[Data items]
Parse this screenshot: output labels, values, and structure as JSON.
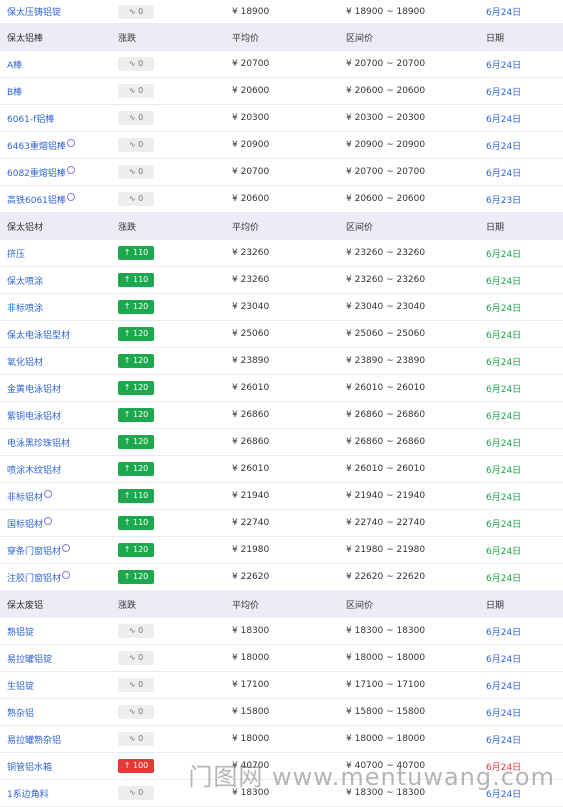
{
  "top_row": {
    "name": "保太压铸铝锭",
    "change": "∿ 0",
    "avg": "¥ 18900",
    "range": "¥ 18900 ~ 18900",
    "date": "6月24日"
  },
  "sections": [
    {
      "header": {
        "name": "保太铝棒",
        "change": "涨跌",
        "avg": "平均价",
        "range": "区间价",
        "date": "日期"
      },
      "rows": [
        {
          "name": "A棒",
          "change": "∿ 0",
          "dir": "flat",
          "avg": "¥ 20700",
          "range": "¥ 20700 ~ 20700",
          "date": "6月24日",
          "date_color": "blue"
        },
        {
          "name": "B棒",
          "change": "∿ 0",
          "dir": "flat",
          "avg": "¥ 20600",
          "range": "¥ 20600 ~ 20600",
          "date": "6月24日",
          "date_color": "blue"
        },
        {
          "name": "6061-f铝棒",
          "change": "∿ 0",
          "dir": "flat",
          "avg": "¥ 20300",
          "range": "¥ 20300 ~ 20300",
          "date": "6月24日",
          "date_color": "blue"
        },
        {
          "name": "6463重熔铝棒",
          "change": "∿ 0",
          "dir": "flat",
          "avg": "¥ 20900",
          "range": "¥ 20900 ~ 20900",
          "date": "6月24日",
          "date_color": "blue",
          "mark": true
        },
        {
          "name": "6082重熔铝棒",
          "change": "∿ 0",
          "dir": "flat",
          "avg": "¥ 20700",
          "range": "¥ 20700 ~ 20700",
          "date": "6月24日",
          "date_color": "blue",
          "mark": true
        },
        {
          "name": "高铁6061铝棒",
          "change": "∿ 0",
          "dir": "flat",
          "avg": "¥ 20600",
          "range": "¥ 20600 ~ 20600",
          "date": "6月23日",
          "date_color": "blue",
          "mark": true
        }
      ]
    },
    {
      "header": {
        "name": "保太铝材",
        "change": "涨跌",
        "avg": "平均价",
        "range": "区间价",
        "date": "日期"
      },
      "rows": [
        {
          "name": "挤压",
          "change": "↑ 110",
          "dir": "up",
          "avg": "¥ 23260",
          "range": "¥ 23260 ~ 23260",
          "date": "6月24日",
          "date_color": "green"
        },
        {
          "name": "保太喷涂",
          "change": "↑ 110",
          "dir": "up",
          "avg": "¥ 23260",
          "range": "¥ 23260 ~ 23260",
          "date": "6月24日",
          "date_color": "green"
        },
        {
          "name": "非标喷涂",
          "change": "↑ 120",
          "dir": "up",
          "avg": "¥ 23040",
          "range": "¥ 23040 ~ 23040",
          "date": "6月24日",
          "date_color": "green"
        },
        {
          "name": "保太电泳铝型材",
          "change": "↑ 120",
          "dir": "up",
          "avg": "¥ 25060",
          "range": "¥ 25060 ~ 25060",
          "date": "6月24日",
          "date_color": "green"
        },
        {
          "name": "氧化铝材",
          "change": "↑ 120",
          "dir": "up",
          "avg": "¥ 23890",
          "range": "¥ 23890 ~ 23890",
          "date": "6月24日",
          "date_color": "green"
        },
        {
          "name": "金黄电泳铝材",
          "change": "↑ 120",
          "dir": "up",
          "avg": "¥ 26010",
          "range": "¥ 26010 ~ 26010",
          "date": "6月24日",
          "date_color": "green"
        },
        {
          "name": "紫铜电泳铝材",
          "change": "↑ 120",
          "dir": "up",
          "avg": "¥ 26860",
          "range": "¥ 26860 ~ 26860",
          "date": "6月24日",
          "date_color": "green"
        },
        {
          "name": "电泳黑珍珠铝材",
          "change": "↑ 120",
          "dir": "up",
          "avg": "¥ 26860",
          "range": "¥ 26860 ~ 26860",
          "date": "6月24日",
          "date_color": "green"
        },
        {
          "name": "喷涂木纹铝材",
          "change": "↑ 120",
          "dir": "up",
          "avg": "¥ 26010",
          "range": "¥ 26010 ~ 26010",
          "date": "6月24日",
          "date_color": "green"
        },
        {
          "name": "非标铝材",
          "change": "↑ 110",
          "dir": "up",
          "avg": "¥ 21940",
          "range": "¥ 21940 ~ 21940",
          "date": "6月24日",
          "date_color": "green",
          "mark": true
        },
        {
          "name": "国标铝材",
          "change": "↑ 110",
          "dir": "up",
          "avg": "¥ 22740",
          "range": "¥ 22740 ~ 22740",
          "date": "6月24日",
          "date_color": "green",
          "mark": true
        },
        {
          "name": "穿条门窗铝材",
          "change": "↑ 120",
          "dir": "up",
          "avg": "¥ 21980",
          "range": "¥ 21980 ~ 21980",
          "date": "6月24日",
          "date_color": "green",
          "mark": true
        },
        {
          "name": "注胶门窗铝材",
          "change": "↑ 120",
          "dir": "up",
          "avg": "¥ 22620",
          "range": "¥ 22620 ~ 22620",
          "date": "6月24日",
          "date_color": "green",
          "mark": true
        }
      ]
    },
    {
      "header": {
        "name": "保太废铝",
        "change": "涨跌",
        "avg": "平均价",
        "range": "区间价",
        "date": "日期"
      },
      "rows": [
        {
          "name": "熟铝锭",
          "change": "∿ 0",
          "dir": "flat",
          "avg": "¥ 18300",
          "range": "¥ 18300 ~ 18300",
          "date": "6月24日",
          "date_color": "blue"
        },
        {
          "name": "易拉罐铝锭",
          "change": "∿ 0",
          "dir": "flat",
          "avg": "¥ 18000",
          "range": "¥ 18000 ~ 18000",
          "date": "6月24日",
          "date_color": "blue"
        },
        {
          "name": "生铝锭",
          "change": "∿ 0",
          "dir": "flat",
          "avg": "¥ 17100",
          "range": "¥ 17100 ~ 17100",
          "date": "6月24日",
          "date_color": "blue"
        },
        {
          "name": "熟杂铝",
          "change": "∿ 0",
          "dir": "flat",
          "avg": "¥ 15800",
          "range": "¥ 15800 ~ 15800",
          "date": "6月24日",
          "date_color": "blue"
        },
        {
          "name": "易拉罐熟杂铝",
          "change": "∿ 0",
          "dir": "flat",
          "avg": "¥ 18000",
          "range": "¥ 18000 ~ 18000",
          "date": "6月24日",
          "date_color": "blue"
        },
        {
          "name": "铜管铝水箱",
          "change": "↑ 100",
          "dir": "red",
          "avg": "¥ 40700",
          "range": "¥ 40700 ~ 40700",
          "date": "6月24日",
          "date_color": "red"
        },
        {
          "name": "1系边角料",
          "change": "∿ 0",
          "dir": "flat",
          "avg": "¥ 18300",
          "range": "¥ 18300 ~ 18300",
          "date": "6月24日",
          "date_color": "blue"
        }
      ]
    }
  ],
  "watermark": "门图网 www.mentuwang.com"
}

* [Short task]
Without including any picture, retype the entries exactly.

* [Task solution]
Parse this screenshot: output labels, values, and structure as JSON.
{
  "top_row": {
    "name": "保太压铸铝锭",
    "change": "∿ 0",
    "avg": "¥ 18900",
    "range": "¥ 18900 ~ 18900",
    "date": "6月24日"
  },
  "sections": [
    {
      "header": {
        "name": "保太铝棒",
        "change": "涨跌",
        "avg": "平均价",
        "range": "区间价",
        "date": "日期"
      },
      "rows": [
        {
          "name": "A棒",
          "change": "∿ 0",
          "dir": "flat",
          "avg": "¥ 20700",
          "range": "¥ 20700 ~ 20700",
          "date": "6月24日",
          "date_color": "blue"
        },
        {
          "name": "B棒",
          "change": "∿ 0",
          "dir": "flat",
          "avg": "¥ 20600",
          "range": "¥ 20600 ~ 20600",
          "date": "6月24日",
          "date_color": "blue"
        },
        {
          "name": "6061-f铝棒",
          "change": "∿ 0",
          "dir": "flat",
          "avg": "¥ 20300",
          "range": "¥ 20300 ~ 20300",
          "date": "6月24日",
          "date_color": "blue"
        },
        {
          "name": "6463重熔铝棒",
          "change": "∿ 0",
          "dir": "flat",
          "avg": "¥ 20900",
          "range": "¥ 20900 ~ 20900",
          "date": "6月24日",
          "date_color": "blue",
          "mark": true
        },
        {
          "name": "6082重熔铝棒",
          "change": "∿ 0",
          "dir": "flat",
          "avg": "¥ 20700",
          "range": "¥ 20700 ~ 20700",
          "date": "6月24日",
          "date_color": "blue",
          "mark": true
        },
        {
          "name": "高铁6061铝棒",
          "change": "∿ 0",
          "dir": "flat",
          "avg": "¥ 20600",
          "range": "¥ 20600 ~ 20600",
          "date": "6月23日",
          "date_color": "blue",
          "mark": true
        }
      ]
    },
    {
      "header": {
        "name": "保太铝材",
        "change": "涨跌",
        "avg": "平均价",
        "range": "区间价",
        "date": "日期"
      },
      "rows": [
        {
          "name": "挤压",
          "change": "↑ 110",
          "dir": "up",
          "avg": "¥ 23260",
          "range": "¥ 23260 ~ 23260",
          "date": "6月24日",
          "date_color": "green"
        },
        {
          "name": "保太喷涂",
          "change": "↑ 110",
          "dir": "up",
          "avg": "¥ 23260",
          "range": "¥ 23260 ~ 23260",
          "date": "6月24日",
          "date_color": "green"
        },
        {
          "name": "非标喷涂",
          "change": "↑ 120",
          "dir": "up",
          "avg": "¥ 23040",
          "range": "¥ 23040 ~ 23040",
          "date": "6月24日",
          "date_color": "green"
        },
        {
          "name": "保太电泳铝型材",
          "change": "↑ 120",
          "dir": "up",
          "avg": "¥ 25060",
          "range": "¥ 25060 ~ 25060",
          "date": "6月24日",
          "date_color": "green"
        },
        {
          "name": "氧化铝材",
          "change": "↑ 120",
          "dir": "up",
          "avg": "¥ 23890",
          "range": "¥ 23890 ~ 23890",
          "date": "6月24日",
          "date_color": "green"
        },
        {
          "name": "金黄电泳铝材",
          "change": "↑ 120",
          "dir": "up",
          "avg": "¥ 26010",
          "range": "¥ 26010 ~ 26010",
          "date": "6月24日",
          "date_color": "green"
        },
        {
          "name": "紫铜电泳铝材",
          "change": "↑ 120",
          "dir": "up",
          "avg": "¥ 26860",
          "range": "¥ 26860 ~ 26860",
          "date": "6月24日",
          "date_color": "green"
        },
        {
          "name": "电泳黑珍珠铝材",
          "change": "↑ 120",
          "dir": "up",
          "avg": "¥ 26860",
          "range": "¥ 26860 ~ 26860",
          "date": "6月24日",
          "date_color": "green"
        },
        {
          "name": "喷涂木纹铝材",
          "change": "↑ 120",
          "dir": "up",
          "avg": "¥ 26010",
          "range": "¥ 26010 ~ 26010",
          "date": "6月24日",
          "date_color": "green"
        },
        {
          "name": "非标铝材",
          "change": "↑ 110",
          "dir": "up",
          "avg": "¥ 21940",
          "range": "¥ 21940 ~ 21940",
          "date": "6月24日",
          "date_color": "green",
          "mark": true
        },
        {
          "name": "国标铝材",
          "change": "↑ 110",
          "dir": "up",
          "avg": "¥ 22740",
          "range": "¥ 22740 ~ 22740",
          "date": "6月24日",
          "date_color": "green",
          "mark": true
        },
        {
          "name": "穿条门窗铝材",
          "change": "↑ 120",
          "dir": "up",
          "avg": "¥ 21980",
          "range": "¥ 21980 ~ 21980",
          "date": "6月24日",
          "date_color": "green",
          "mark": true
        },
        {
          "name": "注胶门窗铝材",
          "change": "↑ 120",
          "dir": "up",
          "avg": "¥ 22620",
          "range": "¥ 22620 ~ 22620",
          "date": "6月24日",
          "date_color": "green",
          "mark": true
        }
      ]
    },
    {
      "header": {
        "name": "保太废铝",
        "change": "涨跌",
        "avg": "平均价",
        "range": "区间价",
        "date": "日期"
      },
      "rows": [
        {
          "name": "熟铝锭",
          "change": "∿ 0",
          "dir": "flat",
          "avg": "¥ 18300",
          "range": "¥ 18300 ~ 18300",
          "date": "6月24日",
          "date_color": "blue"
        },
        {
          "name": "易拉罐铝锭",
          "change": "∿ 0",
          "dir": "flat",
          "avg": "¥ 18000",
          "range": "¥ 18000 ~ 18000",
          "date": "6月24日",
          "date_color": "blue"
        },
        {
          "name": "生铝锭",
          "change": "∿ 0",
          "dir": "flat",
          "avg": "¥ 17100",
          "range": "¥ 17100 ~ 17100",
          "date": "6月24日",
          "date_color": "blue"
        },
        {
          "name": "熟杂铝",
          "change": "∿ 0",
          "dir": "flat",
          "avg": "¥ 15800",
          "range": "¥ 15800 ~ 15800",
          "date": "6月24日",
          "date_color": "blue"
        },
        {
          "name": "易拉罐熟杂铝",
          "change": "∿ 0",
          "dir": "flat",
          "avg": "¥ 18000",
          "range": "¥ 18000 ~ 18000",
          "date": "6月24日",
          "date_color": "blue"
        },
        {
          "name": "铜管铝水箱",
          "change": "↑ 100",
          "dir": "red",
          "avg": "¥ 40700",
          "range": "¥ 40700 ~ 40700",
          "date": "6月24日",
          "date_color": "red"
        },
        {
          "name": "1系边角料",
          "change": "∿ 0",
          "dir": "flat",
          "avg": "¥ 18300",
          "range": "¥ 18300 ~ 18300",
          "date": "6月24日",
          "date_color": "blue"
        }
      ]
    }
  ],
  "watermark": "门图网 www.mentuwang.com"
}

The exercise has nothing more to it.